-- start of Material for the task --
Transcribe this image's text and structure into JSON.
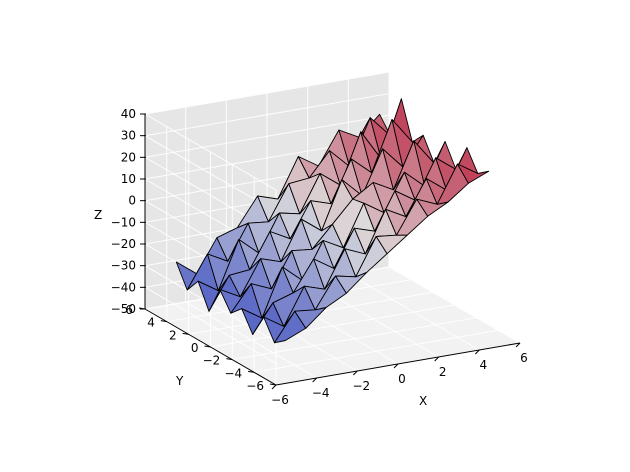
{
  "chart_data": {
    "type": "surface3d",
    "title": "",
    "colormap": "coolwarm",
    "colors": {
      "low": "#3b4cc0",
      "mid": "#dddddd",
      "high": "#b40426",
      "pane": "#eeeeee"
    },
    "xlabel": "X",
    "ylabel": "Y",
    "zlabel": "Z",
    "xlim": [
      -6,
      6
    ],
    "ylim": [
      -6,
      6
    ],
    "zlim": [
      -50,
      40
    ],
    "xticks": [
      -6,
      -4,
      -2,
      0,
      2,
      4,
      6
    ],
    "yticks": [
      -6,
      -4,
      -2,
      0,
      2,
      4,
      6
    ],
    "zticks": [
      -50,
      -40,
      -30,
      -20,
      -10,
      0,
      10,
      20,
      30,
      40
    ],
    "xtick_labels": [
      "−6",
      "−4",
      "−2",
      "0",
      "2",
      "4",
      "6"
    ],
    "ytick_labels": [
      "−6",
      "−4",
      "−2",
      "0",
      "2",
      "4",
      "6"
    ],
    "ztick_labels": [
      "−50",
      "−40",
      "−30",
      "−20",
      "−10",
      "0",
      "10",
      "20",
      "30",
      "40"
    ],
    "grid": true,
    "surface": {
      "x": [
        -5,
        -4,
        -3,
        -2,
        -1,
        0,
        1,
        2,
        3,
        4,
        5
      ],
      "y": [
        -5,
        -4,
        -3,
        -2,
        -1,
        0,
        1,
        2,
        3,
        4,
        5
      ],
      "z": [
        [
          -34,
          -30,
          -22,
          -17,
          -9,
          -2,
          5,
          12,
          17,
          24,
          28
        ],
        [
          -38,
          -25,
          -26,
          -12,
          -14,
          3,
          2,
          17,
          13,
          30,
          24
        ],
        [
          -29,
          -35,
          -18,
          -21,
          -4,
          -8,
          11,
          6,
          22,
          15,
          33
        ],
        [
          -40,
          -27,
          -24,
          -10,
          -16,
          1,
          -2,
          15,
          9,
          27,
          20
        ],
        [
          -31,
          -37,
          -15,
          -23,
          -6,
          -11,
          8,
          2,
          19,
          11,
          30
        ],
        [
          -36,
          -24,
          -28,
          -12,
          -13,
          -3,
          7,
          13,
          8,
          29,
          17
        ],
        [
          -28,
          -33,
          -17,
          -20,
          -2,
          -9,
          13,
          4,
          24,
          14,
          27
        ],
        [
          -41,
          -26,
          -25,
          -9,
          -14,
          2,
          -1,
          18,
          10,
          33,
          21
        ],
        [
          -30,
          -36,
          -14,
          -22,
          -5,
          -7,
          10,
          3,
          26,
          12,
          38
        ],
        [
          -37,
          -22,
          -27,
          -11,
          -12,
          4,
          5,
          16,
          7,
          28,
          18
        ],
        [
          -27,
          -34,
          -19,
          -16,
          -3,
          -6,
          12,
          6,
          21,
          16,
          25
        ]
      ]
    }
  }
}
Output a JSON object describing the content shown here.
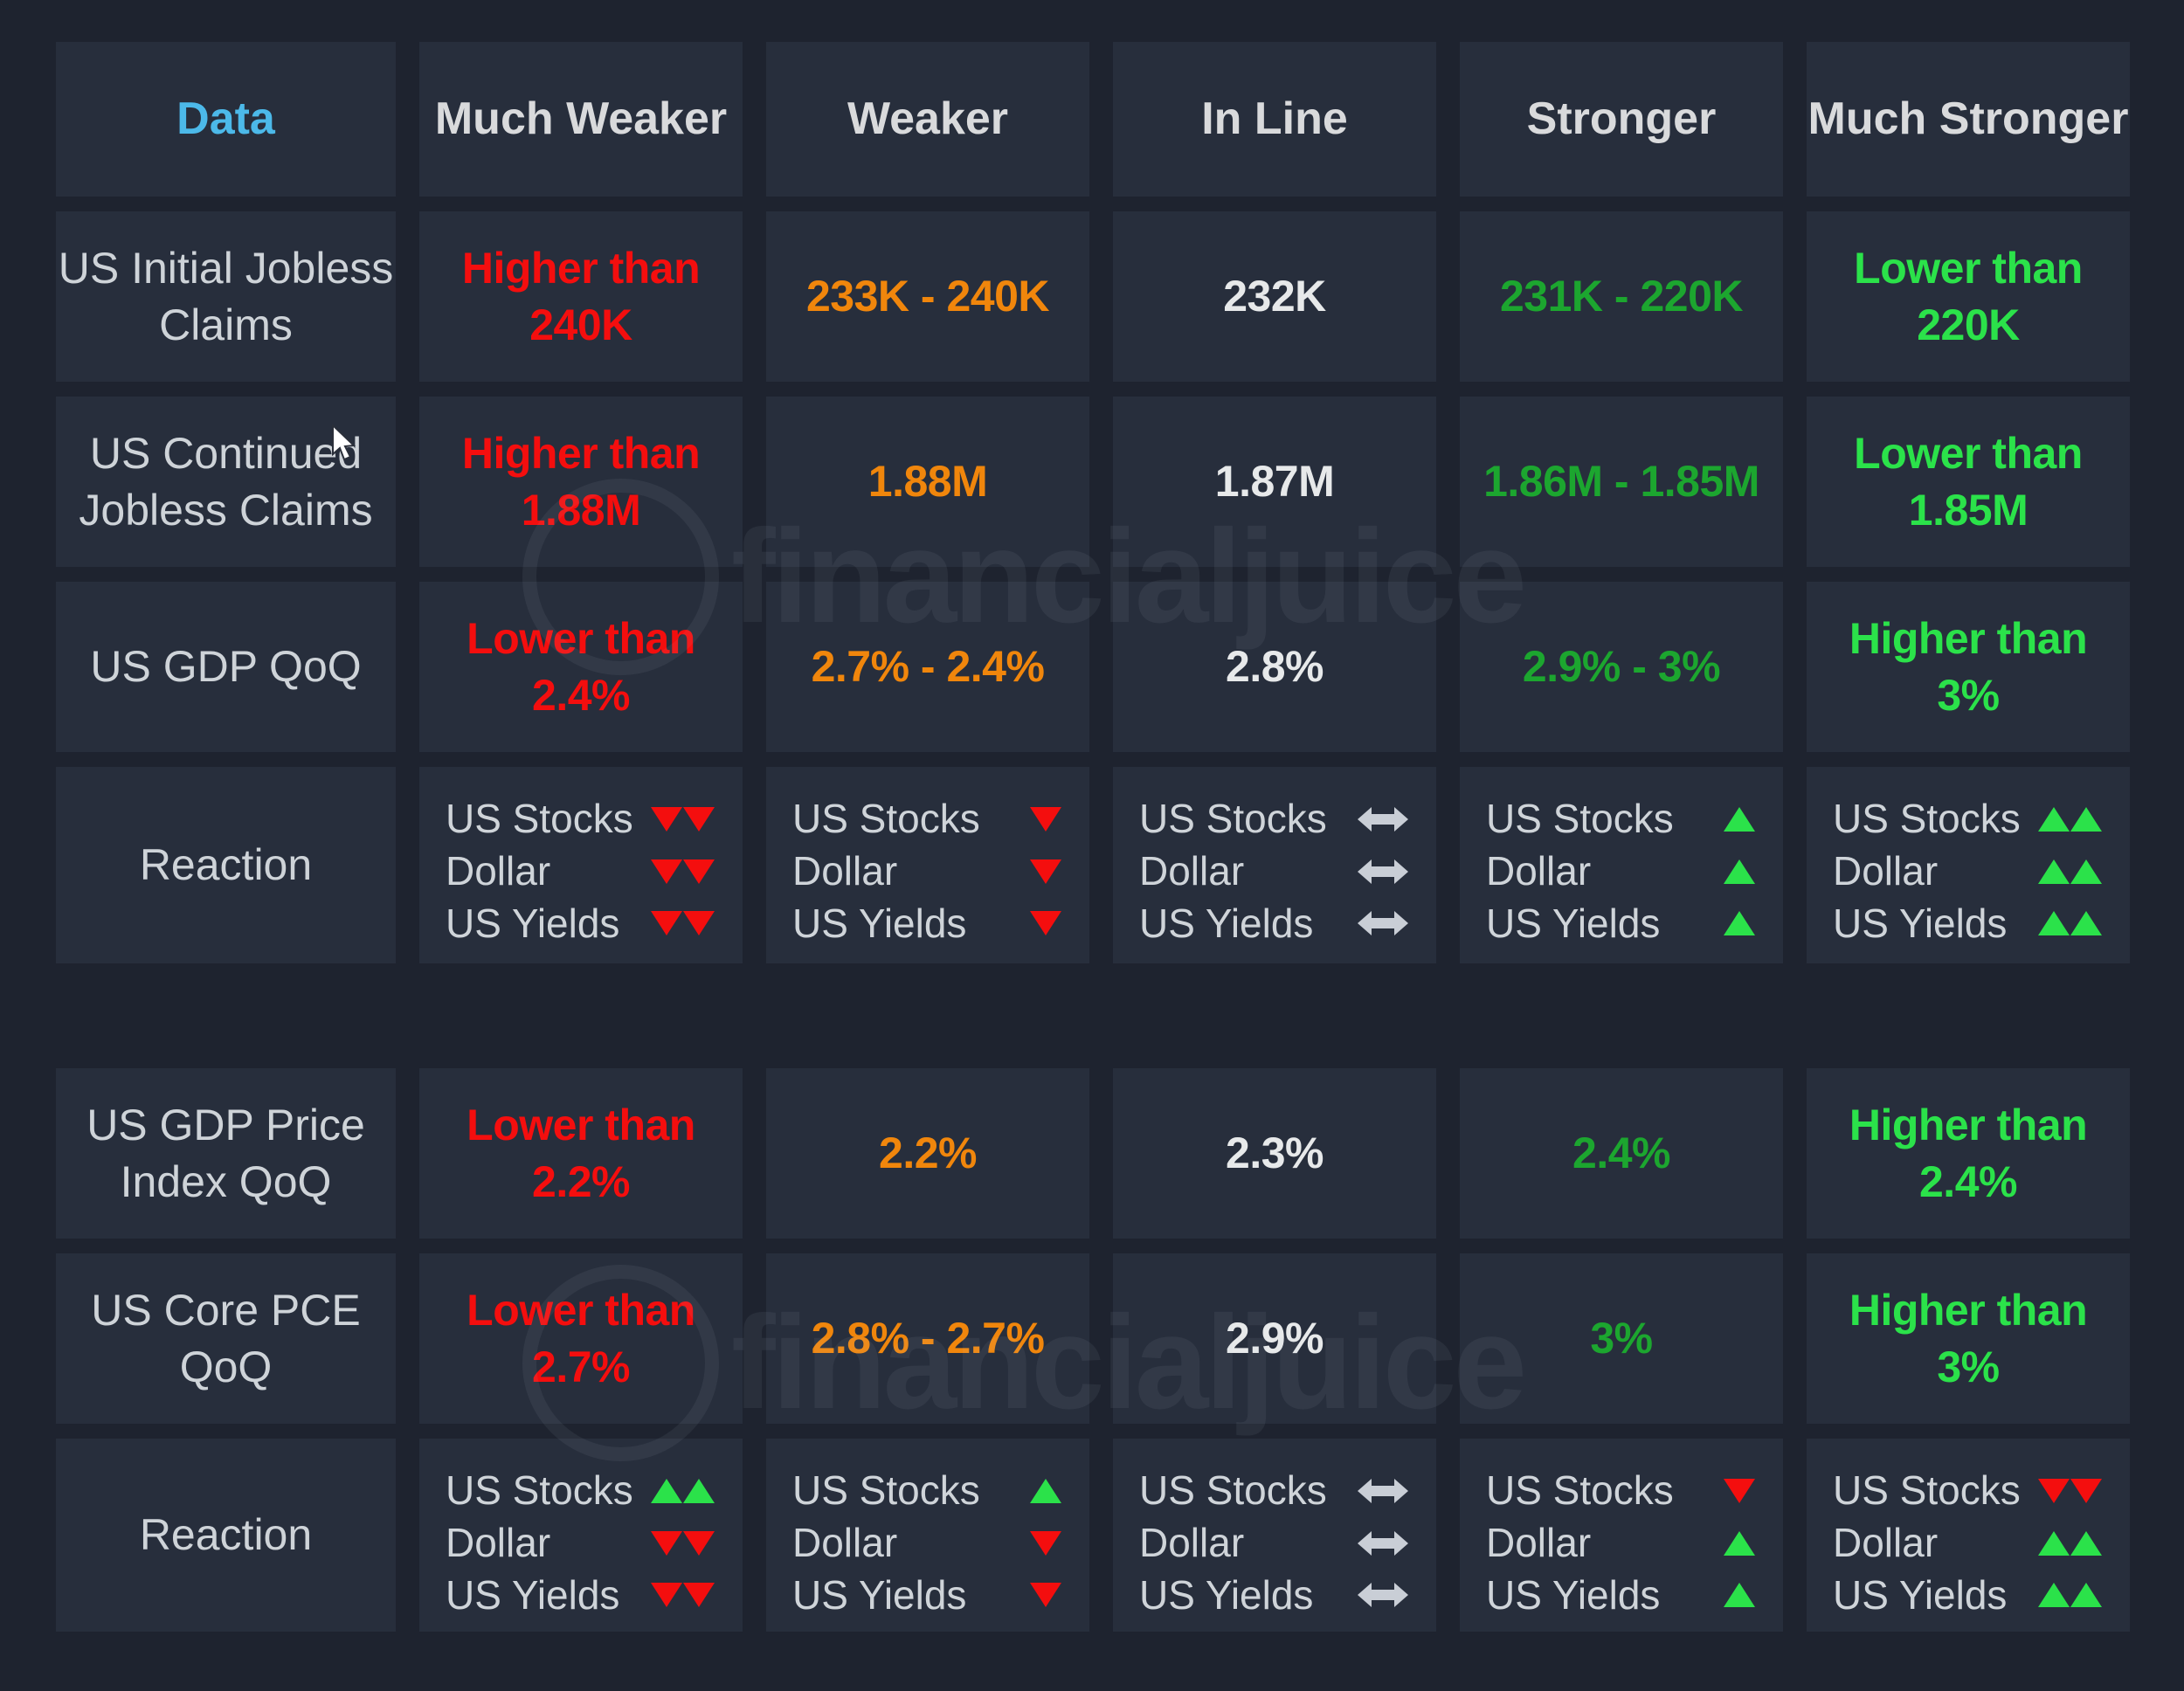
{
  "colors": {
    "background": "#1e232f",
    "cell": "#272e3c",
    "headerAccent": "#4cb9e9",
    "red": "#f40e0e",
    "orange": "#f0860c",
    "white": "#e7e9ea",
    "green": "#1ca62f",
    "greenBright": "#2be24a",
    "arrowGray": "#c9ced6"
  },
  "watermark": {
    "text": "financialjuice"
  },
  "table": {
    "headers": [
      {
        "label": "Data",
        "accent": true
      },
      {
        "label": "Much Weaker",
        "accent": false
      },
      {
        "label": "Weaker",
        "accent": false
      },
      {
        "label": "In Line",
        "accent": false
      },
      {
        "label": "Stronger",
        "accent": false
      },
      {
        "label": "Much Stronger",
        "accent": false
      }
    ],
    "reaction_assets": [
      "US Stocks",
      "Dollar",
      "US Yields"
    ],
    "groups": [
      {
        "rows": [
          {
            "label": "US Initial Jobless Claims",
            "cells": [
              {
                "text": "Higher than\n240K",
                "tone": "red"
              },
              {
                "text": "233K - 240K",
                "tone": "orange"
              },
              {
                "text": "232K",
                "tone": "white"
              },
              {
                "text": "231K - 220K",
                "tone": "green"
              },
              {
                "text": "Lower than\n220K",
                "tone": "greenBright"
              }
            ]
          },
          {
            "label": "US Continued Jobless Claims",
            "cells": [
              {
                "text": "Higher than\n1.88M",
                "tone": "red"
              },
              {
                "text": "1.88M",
                "tone": "orange"
              },
              {
                "text": "1.87M",
                "tone": "white"
              },
              {
                "text": "1.86M - 1.85M",
                "tone": "green"
              },
              {
                "text": "Lower than\n1.85M",
                "tone": "greenBright"
              }
            ]
          },
          {
            "label": "US GDP QoQ",
            "cells": [
              {
                "text": "Lower than\n2.4%",
                "tone": "red"
              },
              {
                "text": "2.7% - 2.4%",
                "tone": "orange"
              },
              {
                "text": "2.8%",
                "tone": "white"
              },
              {
                "text": "2.9% - 3%",
                "tone": "green"
              },
              {
                "text": "Higher than\n3%",
                "tone": "greenBright"
              }
            ]
          }
        ],
        "reaction": {
          "label": "Reaction",
          "columns": [
            {
              "arrows": [
                "down2",
                "down2",
                "down2"
              ]
            },
            {
              "arrows": [
                "down",
                "down",
                "down"
              ]
            },
            {
              "arrows": [
                "flat",
                "flat",
                "flat"
              ]
            },
            {
              "arrows": [
                "up",
                "up",
                "up"
              ]
            },
            {
              "arrows": [
                "up2",
                "up2",
                "up2"
              ]
            }
          ]
        }
      },
      {
        "rows": [
          {
            "label": "US GDP Price Index QoQ",
            "cells": [
              {
                "text": "Lower than\n2.2%",
                "tone": "red"
              },
              {
                "text": "2.2%",
                "tone": "orange"
              },
              {
                "text": "2.3%",
                "tone": "white"
              },
              {
                "text": "2.4%",
                "tone": "green"
              },
              {
                "text": "Higher than\n2.4%",
                "tone": "greenBright"
              }
            ]
          },
          {
            "label": "US Core PCE QoQ",
            "cells": [
              {
                "text": "Lower than\n2.7%",
                "tone": "red"
              },
              {
                "text": "2.8% - 2.7%",
                "tone": "orange"
              },
              {
                "text": "2.9%",
                "tone": "white"
              },
              {
                "text": "3%",
                "tone": "green"
              },
              {
                "text": "Higher than\n3%",
                "tone": "greenBright"
              }
            ]
          }
        ],
        "reaction": {
          "label": "Reaction",
          "columns": [
            {
              "arrows": [
                "up2",
                "down2",
                "down2"
              ]
            },
            {
              "arrows": [
                "up",
                "down",
                "down"
              ]
            },
            {
              "arrows": [
                "flat",
                "flat",
                "flat"
              ]
            },
            {
              "arrows": [
                "down",
                "up",
                "up"
              ]
            },
            {
              "arrows": [
                "down2",
                "up2",
                "up2"
              ]
            }
          ]
        }
      }
    ]
  }
}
-- end of Material for the task --
Brief: Excluding the pictures, reproduce every entry exactly as given.

Correct response:
Transcribe this image's text and structure into JSON.
{
  "chart_data": {
    "type": "surface3d",
    "title": "",
    "colormap": "coolwarm",
    "colors": {
      "low": "#3b4cc0",
      "mid": "#dddddd",
      "high": "#b40426",
      "pane": "#eeeeee"
    },
    "xlabel": "X",
    "ylabel": "Y",
    "zlabel": "Z",
    "xlim": [
      -6,
      6
    ],
    "ylim": [
      -6,
      6
    ],
    "zlim": [
      -50,
      40
    ],
    "xticks": [
      -6,
      -4,
      -2,
      0,
      2,
      4,
      6
    ],
    "yticks": [
      -6,
      -4,
      -2,
      0,
      2,
      4,
      6
    ],
    "zticks": [
      -50,
      -40,
      -30,
      -20,
      -10,
      0,
      10,
      20,
      30,
      40
    ],
    "xtick_labels": [
      "−6",
      "−4",
      "−2",
      "0",
      "2",
      "4",
      "6"
    ],
    "ytick_labels": [
      "−6",
      "−4",
      "−2",
      "0",
      "2",
      "4",
      "6"
    ],
    "ztick_labels": [
      "−50",
      "−40",
      "−30",
      "−20",
      "−10",
      "0",
      "10",
      "20",
      "30",
      "40"
    ],
    "grid": true,
    "surface": {
      "x": [
        -5,
        -4,
        -3,
        -2,
        -1,
        0,
        1,
        2,
        3,
        4,
        5
      ],
      "y": [
        -5,
        -4,
        -3,
        -2,
        -1,
        0,
        1,
        2,
        3,
        4,
        5
      ],
      "z": [
        [
          -34,
          -30,
          -22,
          -17,
          -9,
          -2,
          5,
          12,
          17,
          24,
          28
        ],
        [
          -38,
          -25,
          -26,
          -12,
          -14,
          3,
          2,
          17,
          13,
          30,
          24
        ],
        [
          -29,
          -35,
          -18,
          -21,
          -4,
          -8,
          11,
          6,
          22,
          15,
          33
        ],
        [
          -40,
          -27,
          -24,
          -10,
          -16,
          1,
          -2,
          15,
          9,
          27,
          20
        ],
        [
          -31,
          -37,
          -15,
          -23,
          -6,
          -11,
          8,
          2,
          19,
          11,
          30
        ],
        [
          -36,
          -24,
          -28,
          -12,
          -13,
          -3,
          7,
          13,
          8,
          29,
          17
        ],
        [
          -28,
          -33,
          -17,
          -20,
          -2,
          -9,
          13,
          4,
          24,
          14,
          27
        ],
        [
          -41,
          -26,
          -25,
          -9,
          -14,
          2,
          -1,
          18,
          10,
          33,
          21
        ],
        [
          -30,
          -36,
          -14,
          -22,
          -5,
          -7,
          10,
          3,
          26,
          12,
          38
        ],
        [
          -37,
          -22,
          -27,
          -11,
          -12,
          4,
          5,
          16,
          7,
          28,
          18
        ],
        [
          -27,
          -34,
          -19,
          -16,
          -3,
          -6,
          12,
          6,
          21,
          16,
          25
        ]
      ]
    }
  }
}
Output a JSON object describing the content shown here.
{
  "colors": {
    "background": "#1e232f",
    "cell": "#272e3c",
    "headerAccent": "#4cb9e9",
    "red": "#f40e0e",
    "orange": "#f0860c",
    "white": "#e7e9ea",
    "green": "#1ca62f",
    "greenBright": "#2be24a",
    "arrowGray": "#c9ced6"
  },
  "watermark": {
    "text": "financialjuice"
  },
  "table": {
    "headers": [
      {
        "label": "Data",
        "accent": true
      },
      {
        "label": "Much Weaker",
        "accent": false
      },
      {
        "label": "Weaker",
        "accent": false
      },
      {
        "label": "In Line",
        "accent": false
      },
      {
        "label": "Stronger",
        "accent": false
      },
      {
        "label": "Much Stronger",
        "accent": false
      }
    ],
    "reaction_assets": [
      "US Stocks",
      "Dollar",
      "US Yields"
    ],
    "groups": [
      {
        "rows": [
          {
            "label": "US Initial Jobless Claims",
            "cells": [
              {
                "text": "Higher than\n240K",
                "tone": "red"
              },
              {
                "text": "233K - 240K",
                "tone": "orange"
              },
              {
                "text": "232K",
                "tone": "white"
              },
              {
                "text": "231K - 220K",
                "tone": "green"
              },
              {
                "text": "Lower than\n220K",
                "tone": "greenBright"
              }
            ]
          },
          {
            "label": "US Continued Jobless Claims",
            "cells": [
              {
                "text": "Higher than\n1.88M",
                "tone": "red"
              },
              {
                "text": "1.88M",
                "tone": "orange"
              },
              {
                "text": "1.87M",
                "tone": "white"
              },
              {
                "text": "1.86M - 1.85M",
                "tone": "green"
              },
              {
                "text": "Lower than\n1.85M",
                "tone": "greenBright"
              }
            ]
          },
          {
            "label": "US GDP QoQ",
            "cells": [
              {
                "text": "Lower than\n2.4%",
                "tone": "red"
              },
              {
                "text": "2.7% - 2.4%",
                "tone": "orange"
              },
              {
                "text": "2.8%",
                "tone": "white"
              },
              {
                "text": "2.9% - 3%",
                "tone": "green"
              },
              {
                "text": "Higher than\n3%",
                "tone": "greenBright"
              }
            ]
          }
        ],
        "reaction": {
          "label": "Reaction",
          "columns": [
            {
              "arrows": [
                "down2",
                "down2",
                "down2"
              ]
            },
            {
              "arrows": [
                "down",
                "down",
                "down"
              ]
            },
            {
              "arrows": [
                "flat",
                "flat",
                "flat"
              ]
            },
            {
              "arrows": [
                "up",
                "up",
                "up"
              ]
            },
            {
              "arrows": [
                "up2",
                "up2",
                "up2"
              ]
            }
          ]
        }
      },
      {
        "rows": [
          {
            "label": "US GDP Price Index QoQ",
            "cells": [
              {
                "text": "Lower than\n2.2%",
                "tone": "red"
              },
              {
                "text": "2.2%",
                "tone": "orange"
              },
              {
                "text": "2.3%",
                "tone": "white"
              },
              {
                "text": "2.4%",
                "tone": "green"
              },
              {
                "text": "Higher than\n2.4%",
                "tone": "greenBright"
              }
            ]
          },
          {
            "label": "US Core PCE QoQ",
            "cells": [
              {
                "text": "Lower than\n2.7%",
                "tone": "red"
              },
              {
                "text": "2.8% - 2.7%",
                "tone": "orange"
              },
              {
                "text": "2.9%",
                "tone": "white"
              },
              {
                "text": "3%",
                "tone": "green"
              },
              {
                "text": "Higher than\n3%",
                "tone": "greenBright"
              }
            ]
          }
        ],
        "reaction": {
          "label": "Reaction",
          "columns": [
            {
              "arrows": [
                "up2",
                "down2",
                "down2"
              ]
            },
            {
              "arrows": [
                "up",
                "down",
                "down"
              ]
            },
            {
              "arrows": [
                "flat",
                "flat",
                "flat"
              ]
            },
            {
              "arrows": [
                "down",
                "up",
                "up"
              ]
            },
            {
              "arrows": [
                "down2",
                "up2",
                "up2"
              ]
            }
          ]
        }
      }
    ]
  }
}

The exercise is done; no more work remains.